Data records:
— begin —

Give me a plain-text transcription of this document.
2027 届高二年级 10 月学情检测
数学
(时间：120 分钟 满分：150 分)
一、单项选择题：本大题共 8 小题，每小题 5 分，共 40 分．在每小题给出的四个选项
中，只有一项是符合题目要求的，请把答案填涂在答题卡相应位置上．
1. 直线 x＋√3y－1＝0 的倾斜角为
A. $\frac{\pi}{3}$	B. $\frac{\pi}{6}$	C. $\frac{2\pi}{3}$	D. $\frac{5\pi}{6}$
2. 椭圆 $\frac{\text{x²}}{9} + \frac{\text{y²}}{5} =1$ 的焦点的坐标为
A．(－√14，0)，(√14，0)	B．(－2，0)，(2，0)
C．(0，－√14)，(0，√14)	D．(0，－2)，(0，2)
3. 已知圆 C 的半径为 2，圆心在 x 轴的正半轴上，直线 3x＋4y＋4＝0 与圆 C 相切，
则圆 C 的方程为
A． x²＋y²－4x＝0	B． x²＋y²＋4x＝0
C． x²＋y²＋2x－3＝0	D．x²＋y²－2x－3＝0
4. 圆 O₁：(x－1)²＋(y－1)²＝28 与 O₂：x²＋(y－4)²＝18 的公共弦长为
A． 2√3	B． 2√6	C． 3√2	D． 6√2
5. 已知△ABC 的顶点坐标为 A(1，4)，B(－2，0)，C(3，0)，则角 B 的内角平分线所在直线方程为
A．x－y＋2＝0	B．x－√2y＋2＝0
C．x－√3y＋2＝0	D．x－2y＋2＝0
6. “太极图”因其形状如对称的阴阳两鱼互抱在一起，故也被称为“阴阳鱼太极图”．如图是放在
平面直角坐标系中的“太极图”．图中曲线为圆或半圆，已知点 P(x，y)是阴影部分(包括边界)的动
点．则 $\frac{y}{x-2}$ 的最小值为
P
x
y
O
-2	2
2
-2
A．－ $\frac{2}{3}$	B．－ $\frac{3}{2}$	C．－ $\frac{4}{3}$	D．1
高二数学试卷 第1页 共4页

— end —

▶ _TASK DESCRIPTION_:
Reproduce the full listing word for word.

▶ _SOLUTION_:
Give me a plain-text transcription of this document.
2027 届高二年级 10 月学情检测
数学
(时间：120 分钟 满分：150 分)
一、单项选择题：本大题共 8 小题，每小题 5 分，共 40 分．在每小题给出的四个选项
中，只有一项是符合题目要求的，请把答案填涂在答题卡相应位置上．
1. 直线 x＋√3y－1＝0 的倾斜角为
A. $\frac{\pi}{3}$	B. $\frac{\pi}{6}$	C. $\frac{2\pi}{3}$	D. $\frac{5\pi}{6}$
2. 椭圆 $\frac{\text{x²}}{9} + \frac{\text{y²}}{5} =1$ 的焦点的坐标为
A．(－√14，0)，(√14，0)	B．(－2，0)，(2，0)
C．(0，－√14)，(0，√14)	D．(0，－2)，(0，2)
3. 已知圆 C 的半径为 2，圆心在 x 轴的正半轴上，直线 3x＋4y＋4＝0 与圆 C 相切，
则圆 C 的方程为
A． x²＋y²－4x＝0	B． x²＋y²＋4x＝0
C． x²＋y²＋2x－3＝0	D．x²＋y²－2x－3＝0
4. 圆 O₁：(x－1)²＋(y－1)²＝28 与 O₂：x²＋(y－4)²＝18 的公共弦长为
A． 2√3	B． 2√6	C． 3√2	D． 6√2
5. 已知△ABC 的顶点坐标为 A(1，4)，B(－2，0)，C(3，0)，则角 B 的内角平分线所在直线方程为
A．x－y＋2＝0	B．x－√2y＋2＝0
C．x－√3y＋2＝0	D．x－2y＋2＝0
6. “太极图”因其形状如对称的阴阳两鱼互抱在一起，故也被称为“阴阳鱼太极图”．如图是放在
平面直角坐标系中的“太极图”．图中曲线为圆或半圆，已知点 P(x，y)是阴影部分(包括边界)的动
点．则 $\frac{y}{x-2}$ 的最小值为
P
x
y
O
-2	2
2
-2
A．－ $\frac{2}{3}$	B．－ $\frac{3}{2}$	C．－ $\frac{4}{3}$	D．1
高二数学试卷 第1页 共4页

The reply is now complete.